GOAL » For each line below that includes the word "Sonnenschein", make a copy.

[Stored items from a collection]
______

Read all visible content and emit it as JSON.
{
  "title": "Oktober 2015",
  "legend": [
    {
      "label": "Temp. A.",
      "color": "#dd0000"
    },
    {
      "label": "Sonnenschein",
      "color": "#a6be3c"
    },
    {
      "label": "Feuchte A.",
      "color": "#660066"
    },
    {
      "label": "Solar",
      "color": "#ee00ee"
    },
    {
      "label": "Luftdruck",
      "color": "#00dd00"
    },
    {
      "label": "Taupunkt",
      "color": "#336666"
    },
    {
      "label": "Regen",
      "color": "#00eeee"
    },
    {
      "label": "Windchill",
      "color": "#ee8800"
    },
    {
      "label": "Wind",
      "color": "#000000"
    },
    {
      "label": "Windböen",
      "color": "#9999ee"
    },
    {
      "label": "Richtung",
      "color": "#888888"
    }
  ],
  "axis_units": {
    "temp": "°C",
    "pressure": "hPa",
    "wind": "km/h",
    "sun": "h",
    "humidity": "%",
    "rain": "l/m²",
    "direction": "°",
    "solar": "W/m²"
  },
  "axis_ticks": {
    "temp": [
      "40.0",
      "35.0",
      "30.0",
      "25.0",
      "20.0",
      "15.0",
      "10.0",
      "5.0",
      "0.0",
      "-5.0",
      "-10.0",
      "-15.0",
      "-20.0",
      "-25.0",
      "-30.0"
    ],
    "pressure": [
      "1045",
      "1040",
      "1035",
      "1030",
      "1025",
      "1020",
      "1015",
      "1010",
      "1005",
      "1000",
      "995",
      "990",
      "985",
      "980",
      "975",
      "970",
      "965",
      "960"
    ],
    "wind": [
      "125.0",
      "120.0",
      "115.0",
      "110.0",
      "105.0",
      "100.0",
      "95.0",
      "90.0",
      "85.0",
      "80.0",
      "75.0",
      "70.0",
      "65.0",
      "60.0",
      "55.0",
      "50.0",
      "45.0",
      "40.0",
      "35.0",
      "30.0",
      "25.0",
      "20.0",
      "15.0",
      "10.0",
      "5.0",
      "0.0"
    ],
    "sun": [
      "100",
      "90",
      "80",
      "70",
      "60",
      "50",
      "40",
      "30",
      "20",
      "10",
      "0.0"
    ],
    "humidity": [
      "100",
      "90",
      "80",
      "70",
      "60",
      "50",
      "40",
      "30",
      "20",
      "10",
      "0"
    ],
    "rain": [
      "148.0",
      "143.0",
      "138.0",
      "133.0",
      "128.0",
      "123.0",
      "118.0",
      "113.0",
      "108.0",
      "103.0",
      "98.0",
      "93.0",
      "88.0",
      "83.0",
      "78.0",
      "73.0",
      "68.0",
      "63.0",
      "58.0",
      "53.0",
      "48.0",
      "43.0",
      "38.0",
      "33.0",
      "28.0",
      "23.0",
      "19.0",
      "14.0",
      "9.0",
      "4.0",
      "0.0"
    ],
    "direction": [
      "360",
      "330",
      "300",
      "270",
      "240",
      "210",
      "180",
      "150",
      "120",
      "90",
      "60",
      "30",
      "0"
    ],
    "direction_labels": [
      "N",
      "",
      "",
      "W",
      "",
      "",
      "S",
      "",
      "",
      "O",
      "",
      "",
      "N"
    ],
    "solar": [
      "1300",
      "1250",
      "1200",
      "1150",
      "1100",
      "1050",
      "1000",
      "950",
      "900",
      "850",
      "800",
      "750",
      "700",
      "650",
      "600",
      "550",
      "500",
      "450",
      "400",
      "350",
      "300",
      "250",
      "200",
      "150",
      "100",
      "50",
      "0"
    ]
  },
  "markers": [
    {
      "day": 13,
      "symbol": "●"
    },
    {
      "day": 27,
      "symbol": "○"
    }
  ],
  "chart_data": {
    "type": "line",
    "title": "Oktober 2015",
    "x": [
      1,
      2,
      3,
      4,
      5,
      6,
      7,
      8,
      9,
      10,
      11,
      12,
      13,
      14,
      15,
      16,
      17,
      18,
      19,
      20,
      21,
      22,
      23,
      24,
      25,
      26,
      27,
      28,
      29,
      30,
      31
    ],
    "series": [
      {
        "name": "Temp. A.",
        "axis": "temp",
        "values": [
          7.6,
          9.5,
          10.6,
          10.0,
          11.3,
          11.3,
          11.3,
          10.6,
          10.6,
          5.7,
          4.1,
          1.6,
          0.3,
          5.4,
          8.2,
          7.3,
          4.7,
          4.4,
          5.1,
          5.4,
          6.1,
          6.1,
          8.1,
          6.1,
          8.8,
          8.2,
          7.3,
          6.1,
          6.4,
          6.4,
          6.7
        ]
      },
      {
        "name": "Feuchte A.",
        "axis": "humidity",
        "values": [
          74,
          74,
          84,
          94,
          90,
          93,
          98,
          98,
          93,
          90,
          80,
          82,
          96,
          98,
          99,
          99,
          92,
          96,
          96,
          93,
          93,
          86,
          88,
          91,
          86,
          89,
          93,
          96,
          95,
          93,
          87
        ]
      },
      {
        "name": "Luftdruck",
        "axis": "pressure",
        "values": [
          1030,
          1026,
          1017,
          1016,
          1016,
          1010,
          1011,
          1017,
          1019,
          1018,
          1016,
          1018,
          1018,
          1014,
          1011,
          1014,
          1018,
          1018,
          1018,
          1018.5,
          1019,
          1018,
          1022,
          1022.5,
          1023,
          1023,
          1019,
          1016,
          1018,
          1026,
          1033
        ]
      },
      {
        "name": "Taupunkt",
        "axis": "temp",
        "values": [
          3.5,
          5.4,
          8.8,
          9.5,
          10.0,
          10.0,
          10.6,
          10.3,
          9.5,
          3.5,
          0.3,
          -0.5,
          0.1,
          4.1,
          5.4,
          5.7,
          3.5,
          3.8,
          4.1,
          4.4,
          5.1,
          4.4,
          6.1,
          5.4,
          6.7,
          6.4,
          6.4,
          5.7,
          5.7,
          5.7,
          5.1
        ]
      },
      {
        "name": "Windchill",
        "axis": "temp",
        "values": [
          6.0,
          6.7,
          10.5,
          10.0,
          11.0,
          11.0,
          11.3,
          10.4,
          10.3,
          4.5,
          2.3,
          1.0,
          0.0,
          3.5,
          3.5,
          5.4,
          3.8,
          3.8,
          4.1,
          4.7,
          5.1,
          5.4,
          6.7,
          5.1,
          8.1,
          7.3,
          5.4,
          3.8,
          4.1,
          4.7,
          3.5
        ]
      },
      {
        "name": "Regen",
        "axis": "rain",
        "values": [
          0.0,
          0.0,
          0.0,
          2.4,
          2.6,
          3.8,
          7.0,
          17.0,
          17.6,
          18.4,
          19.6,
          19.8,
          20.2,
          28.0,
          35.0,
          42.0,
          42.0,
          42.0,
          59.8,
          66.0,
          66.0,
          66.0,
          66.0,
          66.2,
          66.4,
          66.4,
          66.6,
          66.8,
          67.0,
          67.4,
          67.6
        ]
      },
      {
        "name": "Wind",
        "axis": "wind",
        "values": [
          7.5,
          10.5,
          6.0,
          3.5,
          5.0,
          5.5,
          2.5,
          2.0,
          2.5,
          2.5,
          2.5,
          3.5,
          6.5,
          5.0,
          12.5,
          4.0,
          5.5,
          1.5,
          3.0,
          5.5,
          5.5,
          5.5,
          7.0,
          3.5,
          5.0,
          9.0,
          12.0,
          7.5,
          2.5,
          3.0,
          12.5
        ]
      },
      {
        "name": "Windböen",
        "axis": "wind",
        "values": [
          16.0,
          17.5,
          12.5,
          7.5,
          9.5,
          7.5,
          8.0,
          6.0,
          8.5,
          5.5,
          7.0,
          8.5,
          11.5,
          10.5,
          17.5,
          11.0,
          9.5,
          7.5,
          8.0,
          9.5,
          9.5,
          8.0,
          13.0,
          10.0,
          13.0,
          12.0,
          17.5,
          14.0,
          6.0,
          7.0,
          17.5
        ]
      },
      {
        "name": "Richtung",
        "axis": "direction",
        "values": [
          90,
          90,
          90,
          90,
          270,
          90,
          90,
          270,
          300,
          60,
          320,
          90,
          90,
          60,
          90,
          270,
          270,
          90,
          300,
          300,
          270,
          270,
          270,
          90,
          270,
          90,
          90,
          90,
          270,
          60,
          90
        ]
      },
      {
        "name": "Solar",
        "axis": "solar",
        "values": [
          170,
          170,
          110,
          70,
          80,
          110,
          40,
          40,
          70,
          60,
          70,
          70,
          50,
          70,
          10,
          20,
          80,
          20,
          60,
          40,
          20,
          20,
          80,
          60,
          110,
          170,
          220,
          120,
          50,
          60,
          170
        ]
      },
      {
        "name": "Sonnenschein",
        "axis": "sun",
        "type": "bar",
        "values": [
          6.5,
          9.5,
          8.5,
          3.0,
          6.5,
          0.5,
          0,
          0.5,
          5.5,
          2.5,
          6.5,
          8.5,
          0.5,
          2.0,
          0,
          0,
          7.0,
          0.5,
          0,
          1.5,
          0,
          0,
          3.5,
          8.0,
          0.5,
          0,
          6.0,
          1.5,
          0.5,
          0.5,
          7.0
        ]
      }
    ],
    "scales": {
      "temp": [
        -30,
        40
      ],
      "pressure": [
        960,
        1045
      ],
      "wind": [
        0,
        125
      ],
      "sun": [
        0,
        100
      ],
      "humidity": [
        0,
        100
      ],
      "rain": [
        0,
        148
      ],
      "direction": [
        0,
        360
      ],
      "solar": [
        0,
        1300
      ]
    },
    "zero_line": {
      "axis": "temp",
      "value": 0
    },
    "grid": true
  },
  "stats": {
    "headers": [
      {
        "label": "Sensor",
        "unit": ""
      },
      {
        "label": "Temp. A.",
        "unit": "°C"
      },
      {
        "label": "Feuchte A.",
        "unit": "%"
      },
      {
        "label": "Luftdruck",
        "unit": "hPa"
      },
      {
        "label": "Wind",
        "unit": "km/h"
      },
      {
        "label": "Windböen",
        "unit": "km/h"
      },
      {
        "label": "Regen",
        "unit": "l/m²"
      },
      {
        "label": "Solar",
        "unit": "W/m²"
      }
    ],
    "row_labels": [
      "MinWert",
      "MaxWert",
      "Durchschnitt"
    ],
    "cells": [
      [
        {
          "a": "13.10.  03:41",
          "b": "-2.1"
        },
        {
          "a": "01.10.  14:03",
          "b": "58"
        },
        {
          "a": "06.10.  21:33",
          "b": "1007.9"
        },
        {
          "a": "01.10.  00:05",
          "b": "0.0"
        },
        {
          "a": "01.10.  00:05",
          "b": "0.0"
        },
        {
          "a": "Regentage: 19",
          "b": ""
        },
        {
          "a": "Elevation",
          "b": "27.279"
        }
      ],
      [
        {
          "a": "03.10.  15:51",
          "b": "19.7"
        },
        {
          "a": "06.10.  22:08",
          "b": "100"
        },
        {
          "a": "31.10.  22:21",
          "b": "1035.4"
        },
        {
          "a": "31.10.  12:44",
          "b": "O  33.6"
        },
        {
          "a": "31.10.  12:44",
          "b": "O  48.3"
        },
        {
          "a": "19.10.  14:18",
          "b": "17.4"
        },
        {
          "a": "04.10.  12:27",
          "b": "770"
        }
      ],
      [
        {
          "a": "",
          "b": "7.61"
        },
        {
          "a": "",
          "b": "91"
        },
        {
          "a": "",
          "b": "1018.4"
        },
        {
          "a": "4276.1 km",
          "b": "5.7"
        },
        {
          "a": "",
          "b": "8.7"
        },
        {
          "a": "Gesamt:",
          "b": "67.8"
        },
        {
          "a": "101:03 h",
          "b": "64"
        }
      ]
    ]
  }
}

______

FINAL ANSWER »
      "label": "Sonnenschein",
        "name": "Sonnenschein",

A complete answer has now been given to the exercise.